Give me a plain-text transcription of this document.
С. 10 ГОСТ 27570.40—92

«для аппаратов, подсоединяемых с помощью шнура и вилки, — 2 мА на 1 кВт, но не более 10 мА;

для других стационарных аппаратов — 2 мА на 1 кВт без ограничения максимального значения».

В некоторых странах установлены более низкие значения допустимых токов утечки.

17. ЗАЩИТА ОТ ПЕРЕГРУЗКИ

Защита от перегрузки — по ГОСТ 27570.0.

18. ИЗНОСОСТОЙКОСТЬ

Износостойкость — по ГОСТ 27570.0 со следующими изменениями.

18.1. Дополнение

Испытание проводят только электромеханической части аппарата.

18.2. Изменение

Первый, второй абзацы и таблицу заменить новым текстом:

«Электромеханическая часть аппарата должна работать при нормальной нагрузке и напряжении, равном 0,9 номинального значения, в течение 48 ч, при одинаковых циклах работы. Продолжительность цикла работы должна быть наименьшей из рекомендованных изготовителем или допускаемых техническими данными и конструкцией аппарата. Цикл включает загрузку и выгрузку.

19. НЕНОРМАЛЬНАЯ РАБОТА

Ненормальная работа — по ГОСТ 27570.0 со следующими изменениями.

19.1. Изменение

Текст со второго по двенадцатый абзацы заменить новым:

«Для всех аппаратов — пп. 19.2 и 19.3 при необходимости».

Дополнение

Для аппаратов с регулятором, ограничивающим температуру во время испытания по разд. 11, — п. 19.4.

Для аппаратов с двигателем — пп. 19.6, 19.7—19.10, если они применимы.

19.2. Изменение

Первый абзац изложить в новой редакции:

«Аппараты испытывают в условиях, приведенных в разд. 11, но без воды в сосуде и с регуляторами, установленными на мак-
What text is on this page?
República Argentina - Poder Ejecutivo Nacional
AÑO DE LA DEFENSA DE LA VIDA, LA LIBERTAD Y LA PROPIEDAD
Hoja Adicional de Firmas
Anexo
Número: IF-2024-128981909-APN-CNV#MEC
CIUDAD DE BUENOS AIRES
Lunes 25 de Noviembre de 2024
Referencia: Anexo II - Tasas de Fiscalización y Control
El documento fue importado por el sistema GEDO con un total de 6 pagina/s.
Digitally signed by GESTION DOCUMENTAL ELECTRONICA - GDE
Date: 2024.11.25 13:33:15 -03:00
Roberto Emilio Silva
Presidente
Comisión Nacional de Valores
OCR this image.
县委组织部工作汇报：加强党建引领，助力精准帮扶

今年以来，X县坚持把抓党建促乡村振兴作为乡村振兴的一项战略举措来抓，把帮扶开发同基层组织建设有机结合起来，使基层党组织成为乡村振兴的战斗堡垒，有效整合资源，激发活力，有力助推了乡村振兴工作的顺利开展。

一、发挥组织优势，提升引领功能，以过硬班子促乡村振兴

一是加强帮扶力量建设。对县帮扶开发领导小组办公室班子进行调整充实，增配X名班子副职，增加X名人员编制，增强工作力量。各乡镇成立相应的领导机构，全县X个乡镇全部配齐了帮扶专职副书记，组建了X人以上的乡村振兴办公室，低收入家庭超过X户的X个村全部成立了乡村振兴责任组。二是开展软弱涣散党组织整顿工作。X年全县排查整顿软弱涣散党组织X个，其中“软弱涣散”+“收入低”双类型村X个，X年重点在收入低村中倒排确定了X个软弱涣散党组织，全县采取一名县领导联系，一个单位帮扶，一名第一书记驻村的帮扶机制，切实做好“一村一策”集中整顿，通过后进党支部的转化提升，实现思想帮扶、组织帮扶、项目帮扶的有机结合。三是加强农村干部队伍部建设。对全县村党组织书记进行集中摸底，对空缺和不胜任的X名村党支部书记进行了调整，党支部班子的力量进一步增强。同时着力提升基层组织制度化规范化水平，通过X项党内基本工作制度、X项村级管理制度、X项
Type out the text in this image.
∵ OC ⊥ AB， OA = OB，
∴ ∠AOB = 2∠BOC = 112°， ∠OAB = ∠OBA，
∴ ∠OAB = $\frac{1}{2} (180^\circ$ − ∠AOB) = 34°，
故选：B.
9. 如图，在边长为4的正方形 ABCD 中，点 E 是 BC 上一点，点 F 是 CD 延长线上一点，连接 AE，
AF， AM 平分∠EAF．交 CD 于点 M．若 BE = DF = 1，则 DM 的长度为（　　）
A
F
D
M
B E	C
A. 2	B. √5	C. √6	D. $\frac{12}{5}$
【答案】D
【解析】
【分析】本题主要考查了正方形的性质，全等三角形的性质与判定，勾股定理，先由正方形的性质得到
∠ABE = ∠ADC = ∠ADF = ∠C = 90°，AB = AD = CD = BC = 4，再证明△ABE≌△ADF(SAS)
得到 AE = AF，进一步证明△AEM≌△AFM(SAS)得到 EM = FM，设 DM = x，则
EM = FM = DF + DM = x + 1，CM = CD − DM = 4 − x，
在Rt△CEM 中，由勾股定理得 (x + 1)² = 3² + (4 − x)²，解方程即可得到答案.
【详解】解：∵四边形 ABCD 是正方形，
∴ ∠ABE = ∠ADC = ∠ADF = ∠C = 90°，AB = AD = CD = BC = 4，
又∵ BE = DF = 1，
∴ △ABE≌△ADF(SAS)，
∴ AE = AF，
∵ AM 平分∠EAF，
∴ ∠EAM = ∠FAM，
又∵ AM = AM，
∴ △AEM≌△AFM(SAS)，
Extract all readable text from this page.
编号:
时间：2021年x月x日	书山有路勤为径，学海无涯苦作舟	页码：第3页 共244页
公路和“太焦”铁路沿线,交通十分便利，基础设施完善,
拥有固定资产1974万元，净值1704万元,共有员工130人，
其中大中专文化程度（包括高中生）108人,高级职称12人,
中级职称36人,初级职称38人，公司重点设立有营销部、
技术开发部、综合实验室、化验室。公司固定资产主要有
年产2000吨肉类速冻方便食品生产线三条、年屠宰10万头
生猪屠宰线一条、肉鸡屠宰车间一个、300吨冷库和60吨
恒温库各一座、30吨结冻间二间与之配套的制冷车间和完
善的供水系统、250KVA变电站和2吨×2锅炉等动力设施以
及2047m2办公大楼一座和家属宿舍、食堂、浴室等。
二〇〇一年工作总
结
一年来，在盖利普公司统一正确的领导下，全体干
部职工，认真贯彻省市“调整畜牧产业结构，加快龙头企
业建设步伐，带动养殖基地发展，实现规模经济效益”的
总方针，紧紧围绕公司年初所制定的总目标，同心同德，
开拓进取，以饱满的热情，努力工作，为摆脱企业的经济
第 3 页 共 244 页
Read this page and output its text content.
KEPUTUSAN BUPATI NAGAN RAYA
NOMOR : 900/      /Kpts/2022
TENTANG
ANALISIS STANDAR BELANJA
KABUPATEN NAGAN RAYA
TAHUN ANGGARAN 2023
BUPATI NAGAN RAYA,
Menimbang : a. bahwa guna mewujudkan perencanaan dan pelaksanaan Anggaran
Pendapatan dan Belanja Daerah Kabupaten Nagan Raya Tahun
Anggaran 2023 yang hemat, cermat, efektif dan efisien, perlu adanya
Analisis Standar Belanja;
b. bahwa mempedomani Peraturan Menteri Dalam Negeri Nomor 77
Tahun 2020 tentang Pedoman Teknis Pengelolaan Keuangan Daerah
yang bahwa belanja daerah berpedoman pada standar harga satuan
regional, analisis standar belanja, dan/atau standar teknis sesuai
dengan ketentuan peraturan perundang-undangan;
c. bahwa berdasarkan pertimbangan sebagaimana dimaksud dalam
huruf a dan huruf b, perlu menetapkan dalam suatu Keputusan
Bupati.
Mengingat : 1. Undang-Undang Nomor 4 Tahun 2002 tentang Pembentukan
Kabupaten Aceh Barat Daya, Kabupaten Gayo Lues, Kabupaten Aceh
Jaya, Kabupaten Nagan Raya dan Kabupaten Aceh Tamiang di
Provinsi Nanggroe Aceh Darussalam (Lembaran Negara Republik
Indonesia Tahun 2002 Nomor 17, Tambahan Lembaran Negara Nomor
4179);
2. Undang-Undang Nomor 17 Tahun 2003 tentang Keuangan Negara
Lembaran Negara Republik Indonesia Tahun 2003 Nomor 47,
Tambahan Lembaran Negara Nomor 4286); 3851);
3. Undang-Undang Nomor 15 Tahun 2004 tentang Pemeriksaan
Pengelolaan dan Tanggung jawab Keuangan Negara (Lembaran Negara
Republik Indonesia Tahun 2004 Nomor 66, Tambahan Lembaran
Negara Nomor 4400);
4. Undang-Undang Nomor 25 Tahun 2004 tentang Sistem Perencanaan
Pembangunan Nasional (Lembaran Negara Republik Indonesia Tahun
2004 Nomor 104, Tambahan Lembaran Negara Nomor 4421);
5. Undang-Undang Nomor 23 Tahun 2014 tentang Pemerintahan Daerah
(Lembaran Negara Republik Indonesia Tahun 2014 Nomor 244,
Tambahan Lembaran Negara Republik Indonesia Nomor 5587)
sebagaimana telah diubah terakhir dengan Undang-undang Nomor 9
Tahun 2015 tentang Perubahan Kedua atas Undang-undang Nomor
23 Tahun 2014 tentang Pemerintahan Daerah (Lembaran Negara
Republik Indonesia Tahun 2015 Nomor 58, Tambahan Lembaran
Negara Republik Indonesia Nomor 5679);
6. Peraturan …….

+++

* _What is expected_
Filter the records above and return every line that holds the word "следующими".

* _Exercise response_
Износостойкость — по ГОСТ 27570.0 со следующими изменениями.
Ненормальная работа — по ГОСТ 27570.0 со следующими изменениями.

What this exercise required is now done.